Source passage:
::::::
Anatomy of a Dataview

I started the foundation of dataview as a general purpose dynamic chart, so D3.js was an obvious choice (its axis feature alone is enough reason to use it). Other than that it uses JQuery and few functions from Underscore.js. I’ve been building off of the same prototype codebase for each instance which is written in CoffeeScript. The data is brought in as static CSVs, and I’m not currently using any packaged MVC pattern. The framework is built to be relatively data agnostic, though most of the data we have been working with are time-based, so it is fine-tuned for a linear time series. To freely pan around on the x-axis, it became obvious that I needed to properly handle JavaScript dates as a opposed to a series of strings like “January 2000.” This involved creating a dynamic array of dates for the extent of the current view, at a desired fidelity—year, month, week, etc.—to use for mapping the mouse position to corresponding data points. Underscore.js’s sortedIndex function was also used here to choose the closest date if the position did not map exactly.

Dataview in action.

The main components are broken out into datasets, scenes, and notes. It handles each dataset as a unique object and gives it attributes such as color, units, label, and source. Scenes are described as being within a certain time period, containing specific datasets, and having a choice of render method. Currently the choices are lines, areas, stacked areas, columns, or stacked columns—standard charting. Other parameters can be given for an animated pan/zoom on a desired scope or having multiple y-axes. Notes are pulled from the html and paired with each scene. These are also used for the Internet Explorer < 9 version, which is a slideshow of screenshots.
::::::
Task directions: Can you proceed with the dataview passage, picking up after its last sentence?

Page segmentation data
::::::
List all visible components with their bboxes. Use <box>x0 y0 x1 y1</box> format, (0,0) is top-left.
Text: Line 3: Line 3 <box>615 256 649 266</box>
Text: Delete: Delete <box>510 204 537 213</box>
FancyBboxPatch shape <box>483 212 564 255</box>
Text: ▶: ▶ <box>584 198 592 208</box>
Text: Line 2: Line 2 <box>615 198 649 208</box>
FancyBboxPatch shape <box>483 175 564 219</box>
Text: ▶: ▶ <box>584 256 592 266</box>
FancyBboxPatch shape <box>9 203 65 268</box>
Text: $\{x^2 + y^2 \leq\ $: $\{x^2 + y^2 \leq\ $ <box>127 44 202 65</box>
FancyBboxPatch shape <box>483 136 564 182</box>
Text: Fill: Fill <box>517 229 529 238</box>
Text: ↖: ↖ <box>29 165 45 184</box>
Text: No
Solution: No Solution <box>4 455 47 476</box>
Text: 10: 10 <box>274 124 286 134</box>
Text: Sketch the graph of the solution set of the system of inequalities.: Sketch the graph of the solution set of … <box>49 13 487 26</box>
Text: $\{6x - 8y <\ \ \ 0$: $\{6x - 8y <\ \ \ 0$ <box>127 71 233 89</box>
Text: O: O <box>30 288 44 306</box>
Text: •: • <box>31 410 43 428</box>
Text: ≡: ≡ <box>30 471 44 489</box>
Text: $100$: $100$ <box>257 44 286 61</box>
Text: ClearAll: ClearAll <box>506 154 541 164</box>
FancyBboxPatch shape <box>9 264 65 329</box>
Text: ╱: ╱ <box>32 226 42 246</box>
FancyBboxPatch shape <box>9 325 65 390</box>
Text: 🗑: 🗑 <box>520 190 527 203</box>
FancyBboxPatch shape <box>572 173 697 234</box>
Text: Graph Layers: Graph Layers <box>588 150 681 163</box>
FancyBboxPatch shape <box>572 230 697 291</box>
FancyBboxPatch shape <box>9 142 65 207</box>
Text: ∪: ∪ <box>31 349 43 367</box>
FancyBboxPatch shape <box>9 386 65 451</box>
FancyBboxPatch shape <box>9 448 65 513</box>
::::::
Answer to this exercise:
As you move from scene to scene the chart is simply updating by changing the extent of time and domain of data. It moves the previous rendering along the axes in the scale of the next to be drawn. This gives the appearance of sliding around one boundless chart, housing all the data. The dataview adapts to the client screen size on load and stays responsive by keeping the view state and re-rendering the whole svg once the window is no longer resizing. Given the lean amount of content in each view, this allows it to work well on desktop or mobile. We’ve been adding features with each iteration—highlighting different datasets by clicking their label, keyboard arrow control—but still need to add better touch events and a way to scrub the data without a mouse.

Composing “How Americans Die” took Matt about 50 hours. On projects like this, he hands off a thorough Excel document with all data, versions of the charts, and corresponding notes, which makes it very easy for me to bring it all into the framework. (This is the current manual process for authoring a dataview, but we hope to soon make an easy interface so the form can be used more widely by other editors.)

This is what we start with.

Tuning and Feedback

Another result of wanting to publish quickly, was that we didn’t do much user testing. Google Analytics gives us a good indication that a large majority of visitors click all the way through, however, comments on HackerNews from “How Americans Die” have been an abundant source of feedback. There was confusion over why deaths were shown as either total individuals, or per 100k, or as a percentage—people felt it difficult to compare values. Also UI concerns like, “Either I am blind, or they aren’t there but there were a few slides where I was trying to figure out the Y axis representation because it wasn’t labeled clearly.”

Other than that, it was great to see people exploring the data and coming up with their own questions and conclusions. We hoped this format would lead to a more open-ended navigation of the content. It seems like we’ve had some success, but plan to continue pushing this (possibly adding an open graphing feature for all datasets to be revealed at the end of the narrative).